Dataset items:
Begin

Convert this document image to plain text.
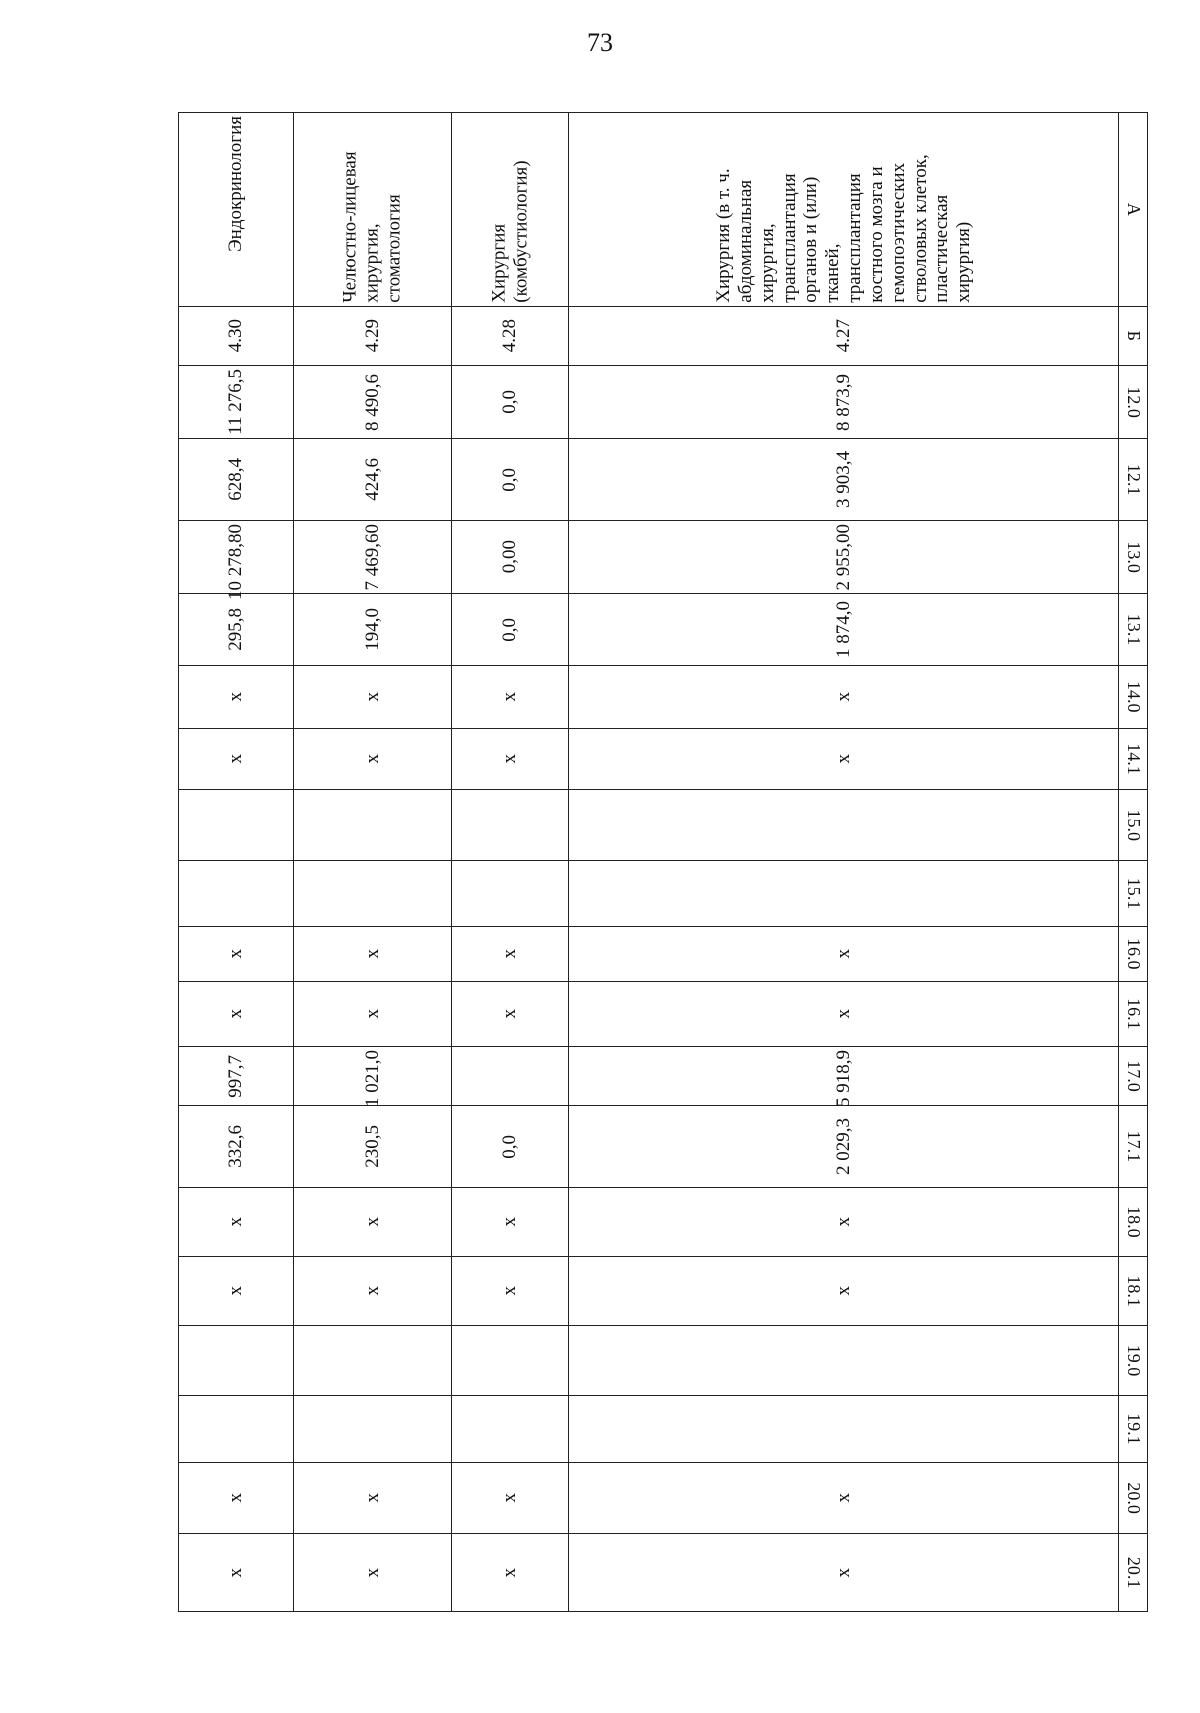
73
А	Б	12.0	12.1	13.0	13.1	14.0	14.1	15.0	15.1	16.0	16.1	17.0	17.1	18.0	18.1	19.0	19.1	20.0	20.1
Хирургия (в т. ч. абдоминальная хирургия, трансплантация органов и (или) тканей, трансплантация костного мозга и гемопоэтических стволовых клеток, пластическая хирургия)	4.27	8 873,9	3 903,4	2 955,00	1 874,0	x	x			x	x	5 918,9	2 029,3	x	x			x	x
Хирургия (комбустиология)	4.28	0,0	0,0	0,00	0,0	x	x			x	x		0,0	x	x			x	x
Челюстно-лицевая хирургия, стоматология	4.29	8 490,6	424,6	7 469,60	194,0	x	x			x	x	1 021,0	230,5	x	x			x	x
Эндокринология	4.30	11 276,5	628,4	10 278,80	295,8	x	x			x	x	997,7	332,6	x	x			x	x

End

▶ [INSTRUCTIONS FOR THE TASK]: Print each record exactly as it stands, leaving the images out.

▶ [CORRECT RESULT]:
Convert this document image to plain text.
73
А	Б	12.0	12.1	13.0	13.1	14.0	14.1	15.0	15.1	16.0	16.1	17.0	17.1	18.0	18.1	19.0	19.1	20.0	20.1
Хирургия (в т. ч. абдоминальная хирургия, трансплантация органов и (или) тканей, трансплантация костного мозга и гемопоэтических стволовых клеток, пластическая хирургия)	4.27	8 873,9	3 903,4	2 955,00	1 874,0	x	x			x	x	5 918,9	2 029,3	x	x			x	x
Хирургия (комбустиология)	4.28	0,0	0,0	0,00	0,0	x	x			x	x		0,0	x	x			x	x
Челюстно-лицевая хирургия, стоматология	4.29	8 490,6	424,6	7 469,60	194,0	x	x			x	x	1 021,0	230,5	x	x			x	x
Эндокринология	4.30	11 276,5	628,4	10 278,80	295,8	x	x			x	x	997,7	332,6	x	x			x	x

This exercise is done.